_Figure content listings:_
╭──

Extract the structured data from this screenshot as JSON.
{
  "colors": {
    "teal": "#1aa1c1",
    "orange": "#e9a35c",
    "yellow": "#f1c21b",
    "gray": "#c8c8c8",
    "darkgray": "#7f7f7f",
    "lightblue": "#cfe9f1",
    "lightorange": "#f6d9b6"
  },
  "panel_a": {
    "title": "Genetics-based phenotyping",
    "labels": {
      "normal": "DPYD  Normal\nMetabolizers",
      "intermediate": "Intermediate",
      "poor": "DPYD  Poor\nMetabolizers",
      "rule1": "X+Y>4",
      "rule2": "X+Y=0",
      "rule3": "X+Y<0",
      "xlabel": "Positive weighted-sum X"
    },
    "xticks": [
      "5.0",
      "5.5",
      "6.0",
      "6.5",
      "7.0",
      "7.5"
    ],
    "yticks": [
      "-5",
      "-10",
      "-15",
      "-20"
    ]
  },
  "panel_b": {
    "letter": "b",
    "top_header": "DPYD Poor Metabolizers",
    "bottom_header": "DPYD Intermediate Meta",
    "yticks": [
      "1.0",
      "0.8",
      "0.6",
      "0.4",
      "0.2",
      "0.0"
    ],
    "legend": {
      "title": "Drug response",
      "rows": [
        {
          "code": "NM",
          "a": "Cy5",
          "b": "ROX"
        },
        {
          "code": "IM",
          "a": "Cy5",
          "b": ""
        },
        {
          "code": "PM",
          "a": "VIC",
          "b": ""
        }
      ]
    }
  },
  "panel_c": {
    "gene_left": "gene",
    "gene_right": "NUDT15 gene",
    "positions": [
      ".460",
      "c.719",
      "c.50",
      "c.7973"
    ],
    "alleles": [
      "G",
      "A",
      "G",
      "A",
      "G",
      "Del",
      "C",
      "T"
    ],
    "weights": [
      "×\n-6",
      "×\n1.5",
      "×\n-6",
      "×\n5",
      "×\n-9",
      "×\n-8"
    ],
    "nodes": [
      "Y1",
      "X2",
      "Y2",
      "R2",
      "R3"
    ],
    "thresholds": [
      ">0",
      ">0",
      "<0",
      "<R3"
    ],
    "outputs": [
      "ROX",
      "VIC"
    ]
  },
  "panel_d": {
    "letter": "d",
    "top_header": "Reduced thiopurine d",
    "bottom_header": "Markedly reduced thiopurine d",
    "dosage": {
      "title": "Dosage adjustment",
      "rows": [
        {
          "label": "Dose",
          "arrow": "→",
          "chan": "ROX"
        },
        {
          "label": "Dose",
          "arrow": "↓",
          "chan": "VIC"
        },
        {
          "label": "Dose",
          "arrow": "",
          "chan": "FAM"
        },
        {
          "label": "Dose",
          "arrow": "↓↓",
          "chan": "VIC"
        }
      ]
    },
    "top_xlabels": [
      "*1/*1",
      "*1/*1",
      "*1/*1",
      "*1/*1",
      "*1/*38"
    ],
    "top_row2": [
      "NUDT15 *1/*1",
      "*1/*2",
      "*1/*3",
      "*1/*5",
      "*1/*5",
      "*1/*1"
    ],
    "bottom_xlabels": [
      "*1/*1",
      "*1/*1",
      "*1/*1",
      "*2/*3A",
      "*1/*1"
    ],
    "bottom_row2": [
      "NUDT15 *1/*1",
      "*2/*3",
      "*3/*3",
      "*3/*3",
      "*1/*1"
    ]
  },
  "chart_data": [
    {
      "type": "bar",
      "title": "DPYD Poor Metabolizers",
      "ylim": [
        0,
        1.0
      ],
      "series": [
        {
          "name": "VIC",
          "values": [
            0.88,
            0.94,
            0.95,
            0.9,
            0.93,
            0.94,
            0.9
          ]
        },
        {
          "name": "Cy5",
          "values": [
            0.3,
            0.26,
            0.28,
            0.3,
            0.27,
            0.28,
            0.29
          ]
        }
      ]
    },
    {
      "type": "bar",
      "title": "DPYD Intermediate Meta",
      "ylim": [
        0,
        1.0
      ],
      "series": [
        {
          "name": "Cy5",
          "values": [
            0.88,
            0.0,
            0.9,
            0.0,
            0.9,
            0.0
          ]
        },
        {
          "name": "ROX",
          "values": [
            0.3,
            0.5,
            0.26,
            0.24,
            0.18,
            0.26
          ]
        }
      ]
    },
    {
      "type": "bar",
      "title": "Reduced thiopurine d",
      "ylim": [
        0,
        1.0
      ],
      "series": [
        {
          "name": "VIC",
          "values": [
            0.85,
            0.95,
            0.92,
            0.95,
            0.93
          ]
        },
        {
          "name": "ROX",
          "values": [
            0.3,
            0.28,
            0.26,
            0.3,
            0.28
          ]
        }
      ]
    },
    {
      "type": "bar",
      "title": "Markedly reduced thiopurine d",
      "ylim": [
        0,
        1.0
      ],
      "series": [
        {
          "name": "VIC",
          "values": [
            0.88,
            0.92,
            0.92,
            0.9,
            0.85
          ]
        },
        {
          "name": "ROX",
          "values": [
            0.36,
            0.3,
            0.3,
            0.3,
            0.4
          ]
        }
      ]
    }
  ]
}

╰──

_Brief:_
Locate each line containing the string "title" and show it.

_Result below:_
    "title": "Genetics-based phenotyping",
      "title": "Drug response",
      "title": "Dosage adjustment",
      "title": "DPYD Poor Metabolizers",
      "title": "DPYD Intermediate Meta",
      "title": "Reduced thiopurine d",
      "title": "Markedly reduced thiopurine d",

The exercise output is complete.